## Begin DATASET EXCERPTS
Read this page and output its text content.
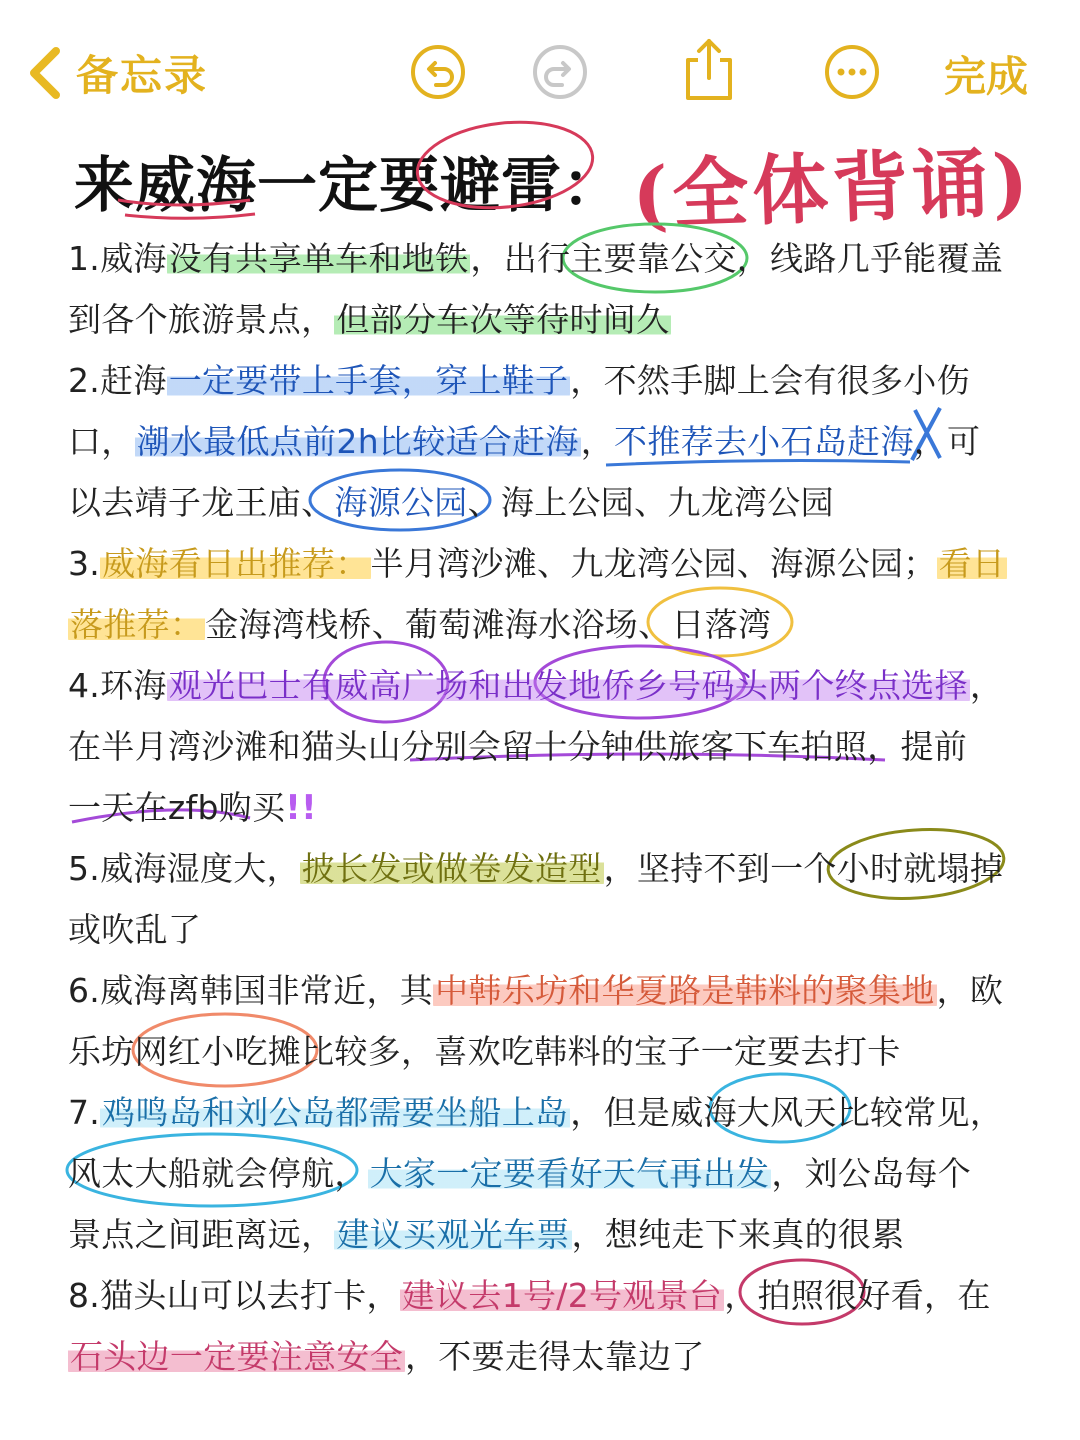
备忘录	完成
来威海一定要避雷： (全体背诵)
1.威海没有共享单车和地铁，出行主要靠公交，线路几乎能覆盖
到各个旅游景点，但部分车次等待时间久
2.赶海一定要带上手套，穿上鞋子，不然手脚上会有很多小伤
口，潮水最低点前2h比较适合赶海，不推荐去小石岛赶海，可
以去靖子龙王庙、海源公园、海上公园、九龙湾公园
3.威海看日出推荐：半月湾沙滩、九龙湾公园、海源公园；看日
落推荐：金海湾栈桥、葡萄滩海水浴场、日落湾
4.环海观光巴士有威高广场和出发地侨乡号码头两个终点选择，
在半月湾沙滩和猫头山分别会留十分钟供旅客下车拍照，提前
一天在zfb购买!!
5.威海湿度大，披长发或做卷发造型，坚持不到一个小时就塌掉
或吹乱了
6.威海离韩国非常近，其中韩乐坊和华夏路是韩料的聚集地，欧
乐坊网红小吃摊比较多，喜欢吃韩料的宝子一定要去打卡
7.鸡鸣岛和刘公岛都需要坐船上岛，但是威海大风天比较常见，
风太大船就会停航，大家一定要看好天气再出发，刘公岛每个
景点之间距离远，建议买观光车票，想纯走下来真的很累
8.猫头山可以去打卡，建议去1号/2号观景台，拍照很好看，在
石头边一定要注意安全，不要走得太靠边了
## End DATASET EXCERPTS
TASK DETAILS
Quote the material in full and exactly; do not carry over its pictures.

SOLVED PROBLEM
Read this page and output its text content.
备忘录	完成
来威海一定要避雷： (全体背诵)
1.威海没有共享单车和地铁，出行主要靠公交，线路几乎能覆盖
到各个旅游景点，但部分车次等待时间久
2.赶海一定要带上手套，穿上鞋子，不然手脚上会有很多小伤
口，潮水最低点前2h比较适合赶海，不推荐去小石岛赶海，可
以去靖子龙王庙、海源公园、海上公园、九龙湾公园
3.威海看日出推荐：半月湾沙滩、九龙湾公园、海源公园；看日
落推荐：金海湾栈桥、葡萄滩海水浴场、日落湾
4.环海观光巴士有威高广场和出发地侨乡号码头两个终点选择，
在半月湾沙滩和猫头山分别会留十分钟供旅客下车拍照，提前
一天在zfb购买!!
5.威海湿度大，披长发或做卷发造型，坚持不到一个小时就塌掉
或吹乱了
6.威海离韩国非常近，其中韩乐坊和华夏路是韩料的聚集地，欧
乐坊网红小吃摊比较多，喜欢吃韩料的宝子一定要去打卡
7.鸡鸣岛和刘公岛都需要坐船上岛，但是威海大风天比较常见，
风太大船就会停航，大家一定要看好天气再出发，刘公岛每个
景点之间距离远，建议买观光车票，想纯走下来真的很累
8.猫头山可以去打卡，建议去1号/2号观景台，拍照很好看，在
石头边一定要注意安全，不要走得太靠边了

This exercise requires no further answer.